> _Problem details_
Format every line of the records below as a numbered list, skipping any blank lines. Leave the pictures out of your answer.

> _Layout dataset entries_
◆ ◆ ◆ ◆ ◆

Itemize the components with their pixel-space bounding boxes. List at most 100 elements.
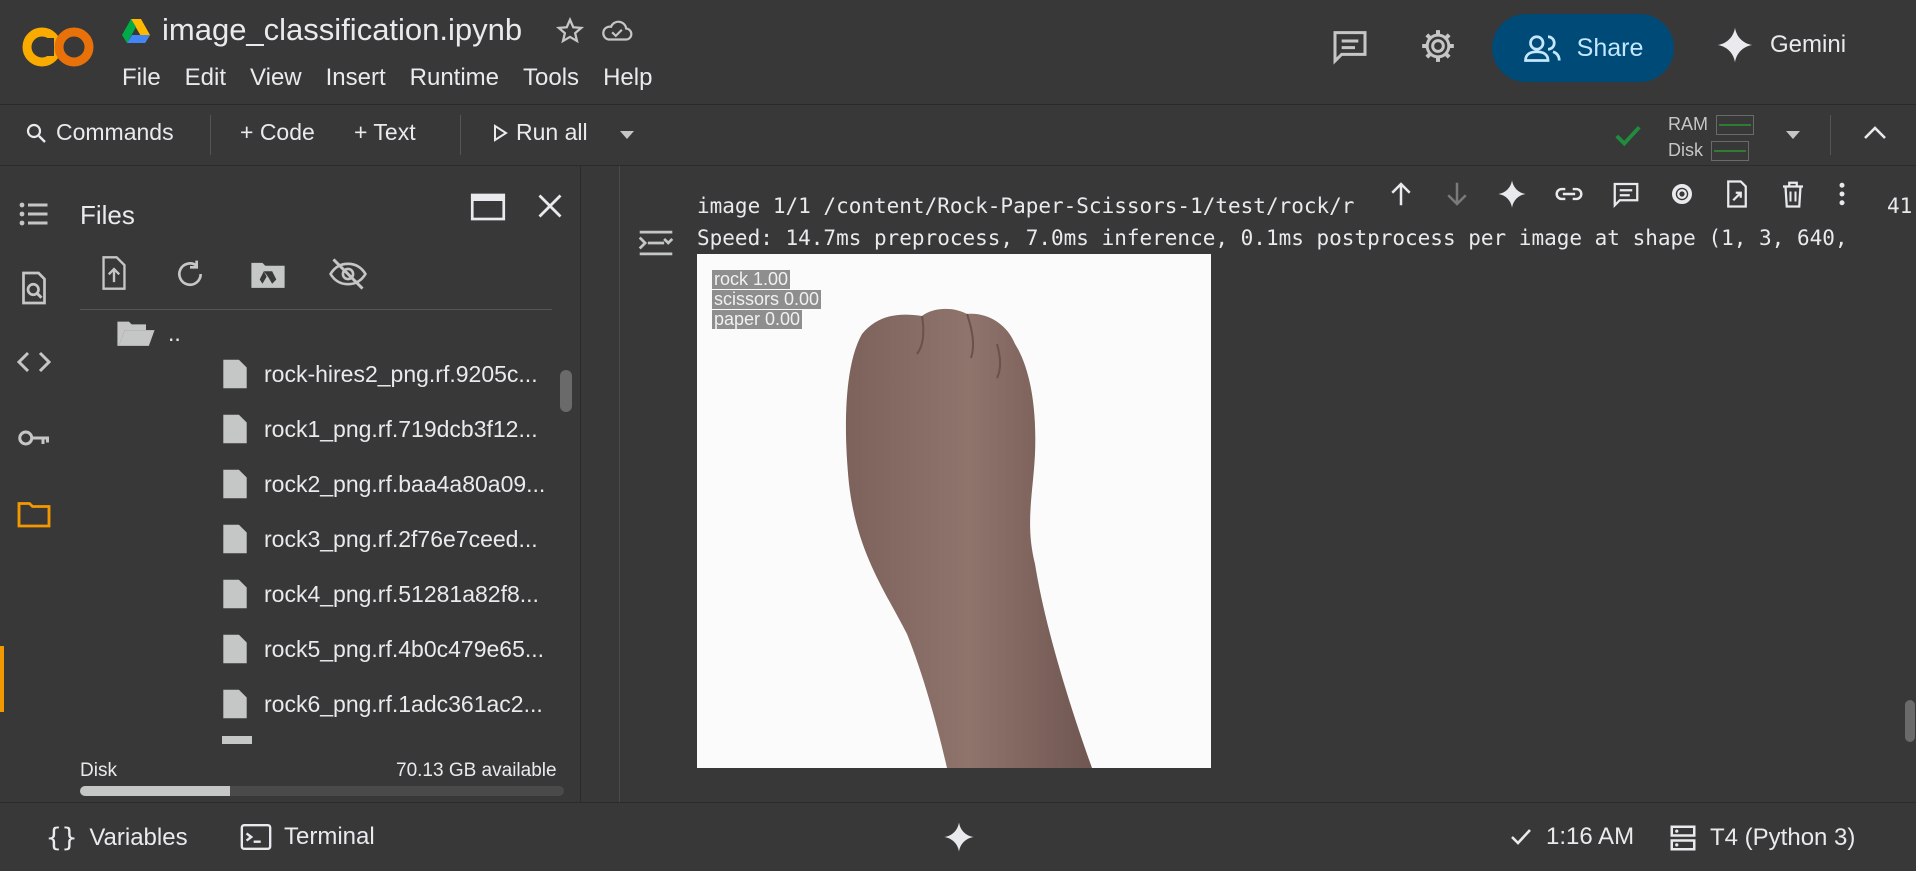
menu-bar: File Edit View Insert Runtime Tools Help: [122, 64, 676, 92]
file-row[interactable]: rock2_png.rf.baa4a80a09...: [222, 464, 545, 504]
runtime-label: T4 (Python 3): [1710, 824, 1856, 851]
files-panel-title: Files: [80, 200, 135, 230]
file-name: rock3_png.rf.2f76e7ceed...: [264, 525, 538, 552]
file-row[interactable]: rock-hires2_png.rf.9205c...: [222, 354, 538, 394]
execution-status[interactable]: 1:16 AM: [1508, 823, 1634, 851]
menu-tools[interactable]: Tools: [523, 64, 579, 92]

◆ ◆ ◆ ◆ ◆

> _Exercise answer_
1. Itemize the components with their pixel-space bounding boxes. List at most 100 elements.
2. menu-bar: File Edit View Insert Runtime Tools Help: [122, 64, 676, 92]
3. file-row[interactable]: rock2_png.rf.baa4a80a09...: [222, 464, 545, 504]
4. runtime-label: T4 (Python 3): [1710, 824, 1856, 851]
5. files-panel-title: Files: [80, 200, 135, 230]
6. file-name: rock3_png.rf.2f76e7ceed...: [264, 525, 538, 552]
7. file-row[interactable]: rock-hires2_png.rf.9205c...: [222, 354, 538, 394]
8. execution-status[interactable]: 1:16 AM: [1508, 823, 1634, 851]
9. menu-tools[interactable]: Tools: [523, 64, 579, 92]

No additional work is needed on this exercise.